_Task requirements_. Every line of the data must be copied exactly.

■ ■ ■

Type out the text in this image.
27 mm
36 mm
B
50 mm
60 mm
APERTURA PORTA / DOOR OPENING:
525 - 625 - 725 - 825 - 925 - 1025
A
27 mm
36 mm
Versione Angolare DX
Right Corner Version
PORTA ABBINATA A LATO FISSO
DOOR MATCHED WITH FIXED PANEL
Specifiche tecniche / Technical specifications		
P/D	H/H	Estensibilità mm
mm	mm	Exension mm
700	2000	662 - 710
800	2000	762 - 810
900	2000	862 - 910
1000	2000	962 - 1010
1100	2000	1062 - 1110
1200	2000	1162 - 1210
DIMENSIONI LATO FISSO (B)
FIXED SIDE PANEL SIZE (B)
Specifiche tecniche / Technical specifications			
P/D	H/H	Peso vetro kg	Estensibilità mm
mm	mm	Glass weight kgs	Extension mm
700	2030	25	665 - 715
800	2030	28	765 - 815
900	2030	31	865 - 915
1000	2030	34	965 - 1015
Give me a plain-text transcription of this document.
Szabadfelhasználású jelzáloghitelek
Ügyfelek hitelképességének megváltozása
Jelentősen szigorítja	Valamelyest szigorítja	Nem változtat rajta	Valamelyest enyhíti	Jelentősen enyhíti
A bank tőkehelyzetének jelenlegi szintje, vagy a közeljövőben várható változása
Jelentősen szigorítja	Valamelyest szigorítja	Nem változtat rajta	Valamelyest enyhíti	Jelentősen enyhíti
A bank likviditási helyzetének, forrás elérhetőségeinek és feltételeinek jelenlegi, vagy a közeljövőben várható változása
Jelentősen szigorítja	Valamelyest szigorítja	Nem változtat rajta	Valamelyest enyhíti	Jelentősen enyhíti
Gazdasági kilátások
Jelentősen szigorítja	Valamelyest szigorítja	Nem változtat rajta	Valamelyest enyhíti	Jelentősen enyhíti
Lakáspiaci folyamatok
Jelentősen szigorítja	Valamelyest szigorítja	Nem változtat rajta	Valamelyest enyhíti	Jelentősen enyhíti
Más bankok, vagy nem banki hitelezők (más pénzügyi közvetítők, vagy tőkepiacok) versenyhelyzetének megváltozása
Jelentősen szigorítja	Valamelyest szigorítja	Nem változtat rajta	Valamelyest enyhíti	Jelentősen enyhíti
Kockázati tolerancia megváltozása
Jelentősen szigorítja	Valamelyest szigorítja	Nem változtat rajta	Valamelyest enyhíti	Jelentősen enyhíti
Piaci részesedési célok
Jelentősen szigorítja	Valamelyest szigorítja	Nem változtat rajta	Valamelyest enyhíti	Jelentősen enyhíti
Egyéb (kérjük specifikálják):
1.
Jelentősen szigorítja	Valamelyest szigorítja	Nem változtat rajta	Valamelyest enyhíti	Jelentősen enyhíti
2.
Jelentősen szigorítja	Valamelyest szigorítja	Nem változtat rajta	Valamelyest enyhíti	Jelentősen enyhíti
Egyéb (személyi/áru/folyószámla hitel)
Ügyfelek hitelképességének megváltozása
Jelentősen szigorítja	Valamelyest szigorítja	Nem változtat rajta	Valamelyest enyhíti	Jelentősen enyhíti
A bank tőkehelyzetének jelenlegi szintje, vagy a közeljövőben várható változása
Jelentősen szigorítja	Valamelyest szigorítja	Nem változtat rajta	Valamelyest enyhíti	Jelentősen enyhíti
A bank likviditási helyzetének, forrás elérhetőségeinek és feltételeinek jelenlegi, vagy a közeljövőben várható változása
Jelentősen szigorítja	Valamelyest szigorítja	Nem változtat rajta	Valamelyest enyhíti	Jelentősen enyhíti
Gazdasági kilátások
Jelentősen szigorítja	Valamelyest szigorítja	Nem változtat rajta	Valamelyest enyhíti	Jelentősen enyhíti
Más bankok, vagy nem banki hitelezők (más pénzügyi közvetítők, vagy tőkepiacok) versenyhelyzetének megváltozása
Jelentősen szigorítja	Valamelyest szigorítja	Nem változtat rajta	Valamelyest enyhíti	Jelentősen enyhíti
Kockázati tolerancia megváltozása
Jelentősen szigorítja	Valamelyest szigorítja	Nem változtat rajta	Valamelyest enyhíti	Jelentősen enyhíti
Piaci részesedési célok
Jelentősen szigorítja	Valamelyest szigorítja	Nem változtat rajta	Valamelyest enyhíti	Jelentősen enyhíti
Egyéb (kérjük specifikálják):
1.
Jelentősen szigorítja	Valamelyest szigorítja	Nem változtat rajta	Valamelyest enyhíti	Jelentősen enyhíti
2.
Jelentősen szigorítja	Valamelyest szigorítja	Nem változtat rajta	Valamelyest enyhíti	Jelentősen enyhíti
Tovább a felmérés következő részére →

■ ■ ■

_Solution for this task_.
Type out the text in this image.
27 mm
36 mm
B
50 mm
60 mm
APERTURA PORTA / DOOR OPENING:
525 - 625 - 725 - 825 - 925 - 1025
A
27 mm
36 mm
Versione Angolare DX
Right Corner Version
PORTA ABBINATA A LATO FISSO
DOOR MATCHED WITH FIXED PANEL
Specifiche tecniche / Technical specifications		
P/D	H/H	Estensibilità mm
mm	mm	Exension mm
700	2000	662 - 710
800	2000	762 - 810
900	2000	862 - 910
1000	2000	962 - 1010
1100	2000	1062 - 1110
1200	2000	1162 - 1210
DIMENSIONI LATO FISSO (B)
FIXED SIDE PANEL SIZE (B)
Specifiche tecniche / Technical specifications			
P/D	H/H	Peso vetro kg	Estensibilità mm
mm	mm	Glass weight kgs	Extension mm
700	2030	25	665 - 715
800	2030	28	765 - 815
900	2030	31	865 - 915
1000	2030	34	965 - 1015
Give me a plain-text transcription of this document.
Szabadfelhasználású jelzáloghitelek
Ügyfelek hitelképességének megváltozása
Jelentősen szigorítja	Valamelyest szigorítja	Nem változtat rajta	Valamelyest enyhíti	Jelentősen enyhíti
A bank tőkehelyzetének jelenlegi szintje, vagy a közeljövőben várható változása
Jelentősen szigorítja	Valamelyest szigorítja	Nem változtat rajta	Valamelyest enyhíti	Jelentősen enyhíti
A bank likviditási helyzetének, forrás elérhetőségeinek és feltételeinek jelenlegi, vagy a közeljövőben várható változása
Jelentősen szigorítja	Valamelyest szigorítja	Nem változtat rajta	Valamelyest enyhíti	Jelentősen enyhíti
Gazdasági kilátások
Jelentősen szigorítja	Valamelyest szigorítja	Nem változtat rajta	Valamelyest enyhíti	Jelentősen enyhíti
Lakáspiaci folyamatok
Jelentősen szigorítja	Valamelyest szigorítja	Nem változtat rajta	Valamelyest enyhíti	Jelentősen enyhíti
Más bankok, vagy nem banki hitelezők (más pénzügyi közvetítők, vagy tőkepiacok) versenyhelyzetének megváltozása
Jelentősen szigorítja	Valamelyest szigorítja	Nem változtat rajta	Valamelyest enyhíti	Jelentősen enyhíti
Kockázati tolerancia megváltozása
Jelentősen szigorítja	Valamelyest szigorítja	Nem változtat rajta	Valamelyest enyhíti	Jelentősen enyhíti
Piaci részesedési célok
Jelentősen szigorítja	Valamelyest szigorítja	Nem változtat rajta	Valamelyest enyhíti	Jelentősen enyhíti
Egyéb (kérjük specifikálják):
1.
Jelentősen szigorítja	Valamelyest szigorítja	Nem változtat rajta	Valamelyest enyhíti	Jelentősen enyhíti
2.
Jelentősen szigorítja	Valamelyest szigorítja	Nem változtat rajta	Valamelyest enyhíti	Jelentősen enyhíti
Egyéb (személyi/áru/folyószámla hitel)
Ügyfelek hitelképességének megváltozása
Jelentősen szigorítja	Valamelyest szigorítja	Nem változtat rajta	Valamelyest enyhíti	Jelentősen enyhíti
A bank tőkehelyzetének jelenlegi szintje, vagy a közeljövőben várható változása
Jelentősen szigorítja	Valamelyest szigorítja	Nem változtat rajta	Valamelyest enyhíti	Jelentősen enyhíti
A bank likviditási helyzetének, forrás elérhetőségeinek és feltételeinek jelenlegi, vagy a közeljövőben várható változása
Jelentősen szigorítja	Valamelyest szigorítja	Nem változtat rajta	Valamelyest enyhíti	Jelentősen enyhíti
Gazdasági kilátások
Jelentősen szigorítja	Valamelyest szigorítja	Nem változtat rajta	Valamelyest enyhíti	Jelentősen enyhíti
Más bankok, vagy nem banki hitelezők (más pénzügyi közvetítők, vagy tőkepiacok) versenyhelyzetének megváltozása
Jelentősen szigorítja	Valamelyest szigorítja	Nem változtat rajta	Valamelyest enyhíti	Jelentősen enyhíti
Kockázati tolerancia megváltozása
Jelentősen szigorítja	Valamelyest szigorítja	Nem változtat rajta	Valamelyest enyhíti	Jelentősen enyhíti
Piaci részesedési célok
Jelentősen szigorítja	Valamelyest szigorítja	Nem változtat rajta	Valamelyest enyhíti	Jelentősen enyhíti
Egyéb (kérjük specifikálják):
1.
Jelentősen szigorítja	Valamelyest szigorítja	Nem változtat rajta	Valamelyest enyhíti	Jelentősen enyhíti
2.
Jelentősen szigorítja	Valamelyest szigorítja	Nem változtat rajta	Valamelyest enyhíti	Jelentősen enyhíti
Tovább a felmérés következő részére →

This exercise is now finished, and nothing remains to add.